▶ [The problem]: From the entries provided below, copy each line that contains the word "disability".

▶ [Data for this exercise]:
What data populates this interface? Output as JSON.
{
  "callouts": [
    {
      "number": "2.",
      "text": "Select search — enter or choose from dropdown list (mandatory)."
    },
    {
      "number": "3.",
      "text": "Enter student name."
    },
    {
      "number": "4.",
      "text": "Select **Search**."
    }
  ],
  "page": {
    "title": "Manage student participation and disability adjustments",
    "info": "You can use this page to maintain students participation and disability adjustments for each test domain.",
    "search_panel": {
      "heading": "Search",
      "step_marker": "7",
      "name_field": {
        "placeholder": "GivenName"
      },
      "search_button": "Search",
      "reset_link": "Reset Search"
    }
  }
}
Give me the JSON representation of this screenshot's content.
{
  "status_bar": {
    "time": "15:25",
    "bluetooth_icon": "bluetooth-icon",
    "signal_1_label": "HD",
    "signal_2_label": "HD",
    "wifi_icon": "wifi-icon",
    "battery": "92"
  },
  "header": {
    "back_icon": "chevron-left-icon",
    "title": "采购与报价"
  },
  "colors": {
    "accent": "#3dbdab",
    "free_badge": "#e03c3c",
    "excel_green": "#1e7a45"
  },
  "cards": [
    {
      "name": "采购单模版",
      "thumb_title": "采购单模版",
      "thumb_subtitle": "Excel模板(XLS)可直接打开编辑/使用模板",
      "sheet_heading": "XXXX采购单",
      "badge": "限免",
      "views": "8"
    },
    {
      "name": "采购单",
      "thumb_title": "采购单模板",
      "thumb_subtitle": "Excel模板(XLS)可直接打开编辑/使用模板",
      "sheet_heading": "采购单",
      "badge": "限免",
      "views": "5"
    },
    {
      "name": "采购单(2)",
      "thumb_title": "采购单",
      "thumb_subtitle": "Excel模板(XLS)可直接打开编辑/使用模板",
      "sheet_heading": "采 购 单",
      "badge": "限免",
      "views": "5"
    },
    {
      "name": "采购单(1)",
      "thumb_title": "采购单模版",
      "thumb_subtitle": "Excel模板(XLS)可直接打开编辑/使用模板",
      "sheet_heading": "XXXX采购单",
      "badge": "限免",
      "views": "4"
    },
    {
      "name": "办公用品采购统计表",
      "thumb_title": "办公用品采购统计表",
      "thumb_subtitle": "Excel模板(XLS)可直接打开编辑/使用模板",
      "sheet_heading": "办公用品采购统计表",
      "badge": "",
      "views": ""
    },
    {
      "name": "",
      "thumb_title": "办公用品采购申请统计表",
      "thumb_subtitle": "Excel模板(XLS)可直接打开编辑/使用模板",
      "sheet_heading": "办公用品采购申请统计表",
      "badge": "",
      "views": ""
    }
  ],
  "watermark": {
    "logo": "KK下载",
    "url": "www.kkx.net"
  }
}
==
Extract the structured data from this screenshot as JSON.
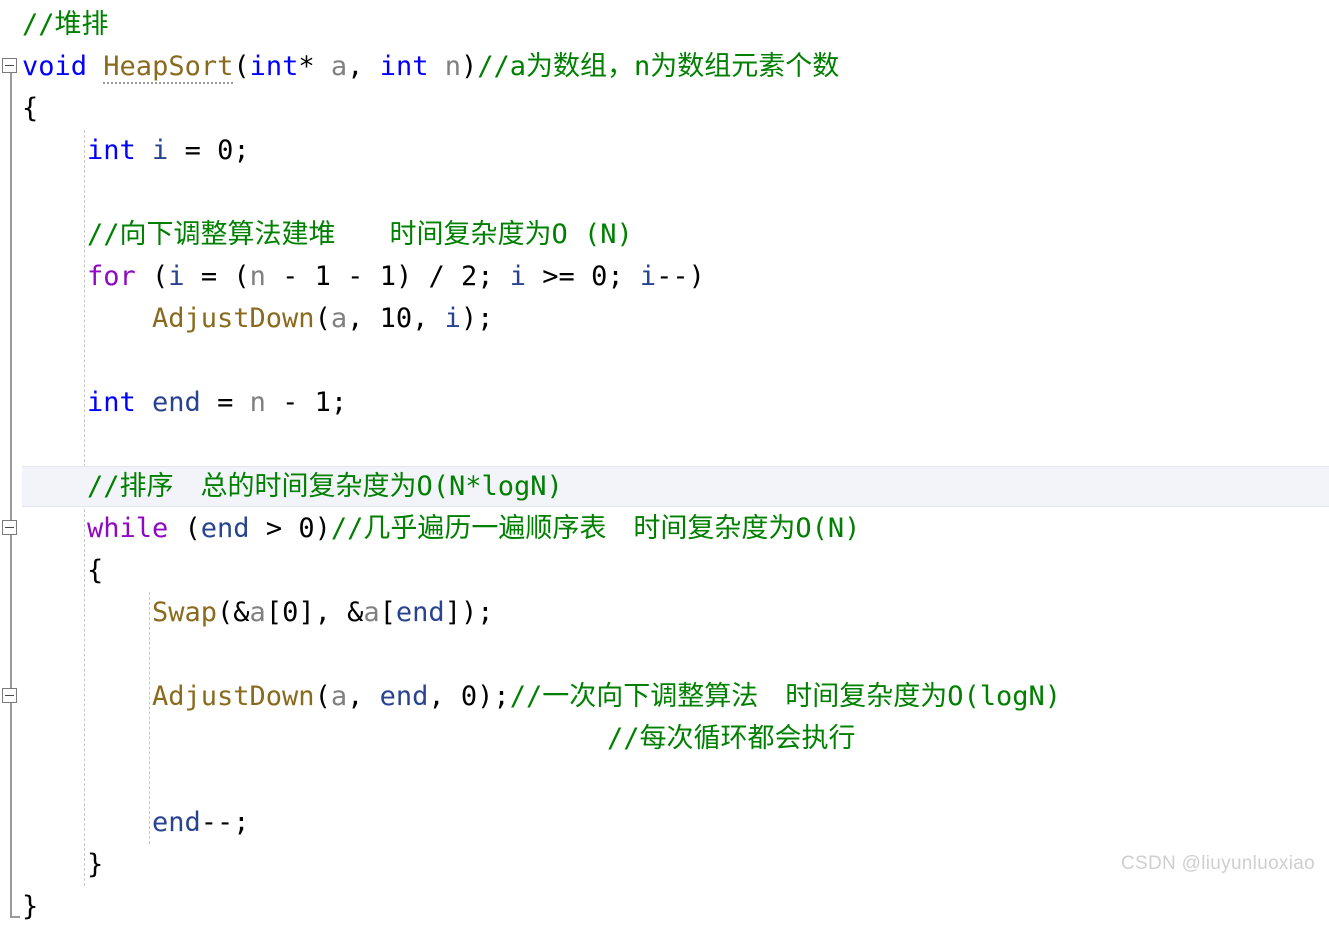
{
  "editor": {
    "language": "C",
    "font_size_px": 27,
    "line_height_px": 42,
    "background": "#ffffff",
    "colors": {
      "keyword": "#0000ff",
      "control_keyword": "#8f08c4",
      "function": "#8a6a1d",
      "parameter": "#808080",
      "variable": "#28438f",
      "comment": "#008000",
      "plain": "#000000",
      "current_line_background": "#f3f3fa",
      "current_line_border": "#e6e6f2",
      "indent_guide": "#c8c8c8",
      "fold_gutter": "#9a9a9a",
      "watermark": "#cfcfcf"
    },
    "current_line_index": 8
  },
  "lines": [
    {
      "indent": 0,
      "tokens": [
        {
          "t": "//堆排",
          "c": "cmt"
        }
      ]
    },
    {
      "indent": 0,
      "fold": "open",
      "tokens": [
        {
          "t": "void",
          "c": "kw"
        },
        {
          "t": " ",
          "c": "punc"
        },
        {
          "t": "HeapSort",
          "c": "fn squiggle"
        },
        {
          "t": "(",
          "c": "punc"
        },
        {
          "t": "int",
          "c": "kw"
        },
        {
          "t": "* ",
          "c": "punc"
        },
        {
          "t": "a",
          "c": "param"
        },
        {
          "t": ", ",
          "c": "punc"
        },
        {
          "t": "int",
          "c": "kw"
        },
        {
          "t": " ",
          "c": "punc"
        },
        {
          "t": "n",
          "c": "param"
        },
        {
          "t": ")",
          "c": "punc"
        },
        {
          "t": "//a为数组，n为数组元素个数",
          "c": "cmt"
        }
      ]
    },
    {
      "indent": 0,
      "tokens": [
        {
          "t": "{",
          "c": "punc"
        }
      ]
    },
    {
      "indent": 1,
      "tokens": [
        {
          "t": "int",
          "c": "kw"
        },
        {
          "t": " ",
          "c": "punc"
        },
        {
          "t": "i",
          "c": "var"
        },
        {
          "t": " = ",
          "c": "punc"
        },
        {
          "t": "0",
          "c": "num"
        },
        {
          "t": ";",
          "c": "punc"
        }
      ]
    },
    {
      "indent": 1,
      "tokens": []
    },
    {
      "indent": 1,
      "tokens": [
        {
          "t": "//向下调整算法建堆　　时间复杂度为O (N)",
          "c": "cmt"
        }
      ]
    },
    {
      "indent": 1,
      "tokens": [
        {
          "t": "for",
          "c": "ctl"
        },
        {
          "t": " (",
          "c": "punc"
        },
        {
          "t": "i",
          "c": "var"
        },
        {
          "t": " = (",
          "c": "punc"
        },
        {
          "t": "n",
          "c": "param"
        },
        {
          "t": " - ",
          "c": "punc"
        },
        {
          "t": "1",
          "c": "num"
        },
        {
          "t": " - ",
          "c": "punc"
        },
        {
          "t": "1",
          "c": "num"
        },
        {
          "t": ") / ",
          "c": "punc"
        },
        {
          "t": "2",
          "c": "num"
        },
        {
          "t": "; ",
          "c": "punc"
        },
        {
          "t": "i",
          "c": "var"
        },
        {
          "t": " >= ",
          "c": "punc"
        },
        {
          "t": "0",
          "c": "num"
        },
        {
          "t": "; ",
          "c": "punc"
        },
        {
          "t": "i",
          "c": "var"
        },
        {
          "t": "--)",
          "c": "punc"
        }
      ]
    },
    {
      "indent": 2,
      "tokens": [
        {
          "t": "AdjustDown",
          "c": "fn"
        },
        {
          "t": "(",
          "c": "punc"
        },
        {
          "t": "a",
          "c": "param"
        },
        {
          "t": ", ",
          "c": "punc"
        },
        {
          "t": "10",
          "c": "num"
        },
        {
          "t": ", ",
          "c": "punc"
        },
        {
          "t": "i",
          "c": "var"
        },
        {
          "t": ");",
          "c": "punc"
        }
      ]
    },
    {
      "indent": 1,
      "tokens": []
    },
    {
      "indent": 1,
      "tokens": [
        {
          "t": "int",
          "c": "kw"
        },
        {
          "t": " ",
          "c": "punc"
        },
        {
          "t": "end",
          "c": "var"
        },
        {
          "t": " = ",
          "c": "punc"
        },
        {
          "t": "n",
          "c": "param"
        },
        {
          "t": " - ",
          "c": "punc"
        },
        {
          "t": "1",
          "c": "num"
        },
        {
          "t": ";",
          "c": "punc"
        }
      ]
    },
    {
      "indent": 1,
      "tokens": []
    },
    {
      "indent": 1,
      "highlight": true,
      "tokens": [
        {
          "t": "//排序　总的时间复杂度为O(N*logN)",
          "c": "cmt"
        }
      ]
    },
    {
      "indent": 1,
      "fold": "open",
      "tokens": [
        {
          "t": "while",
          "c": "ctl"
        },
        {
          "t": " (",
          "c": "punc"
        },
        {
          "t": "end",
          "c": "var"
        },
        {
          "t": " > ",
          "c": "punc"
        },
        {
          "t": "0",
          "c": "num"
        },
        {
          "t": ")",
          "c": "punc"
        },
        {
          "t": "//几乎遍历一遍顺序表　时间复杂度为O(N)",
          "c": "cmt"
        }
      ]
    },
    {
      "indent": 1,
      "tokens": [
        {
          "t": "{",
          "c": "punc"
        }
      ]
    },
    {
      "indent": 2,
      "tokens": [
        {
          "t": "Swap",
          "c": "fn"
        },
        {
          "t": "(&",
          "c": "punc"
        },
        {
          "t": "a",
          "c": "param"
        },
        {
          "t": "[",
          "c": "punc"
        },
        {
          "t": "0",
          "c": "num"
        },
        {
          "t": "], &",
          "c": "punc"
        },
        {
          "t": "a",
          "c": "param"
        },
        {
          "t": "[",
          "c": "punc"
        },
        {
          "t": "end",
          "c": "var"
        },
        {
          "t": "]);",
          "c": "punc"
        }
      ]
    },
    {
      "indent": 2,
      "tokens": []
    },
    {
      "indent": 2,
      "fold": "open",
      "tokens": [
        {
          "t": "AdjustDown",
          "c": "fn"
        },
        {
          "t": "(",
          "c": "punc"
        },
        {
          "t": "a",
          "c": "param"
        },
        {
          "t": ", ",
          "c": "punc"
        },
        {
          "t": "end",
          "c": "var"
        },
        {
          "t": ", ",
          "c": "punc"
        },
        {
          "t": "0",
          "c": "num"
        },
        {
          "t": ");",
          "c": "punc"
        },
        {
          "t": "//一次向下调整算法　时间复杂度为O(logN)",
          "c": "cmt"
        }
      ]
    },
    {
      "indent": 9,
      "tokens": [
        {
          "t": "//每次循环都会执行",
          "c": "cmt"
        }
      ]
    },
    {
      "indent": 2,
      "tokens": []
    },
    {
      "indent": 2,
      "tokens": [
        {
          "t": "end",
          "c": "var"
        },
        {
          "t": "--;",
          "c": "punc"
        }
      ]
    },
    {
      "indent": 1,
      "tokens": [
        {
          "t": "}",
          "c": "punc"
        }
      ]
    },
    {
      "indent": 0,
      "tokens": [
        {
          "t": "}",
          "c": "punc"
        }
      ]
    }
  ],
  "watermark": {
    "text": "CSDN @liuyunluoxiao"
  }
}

▶ [Solved problem]:
    "title": "Manage student participation and disability adjustments",
    "info": "You can use this page to maintain students participation and disability adjustments for each test domain.",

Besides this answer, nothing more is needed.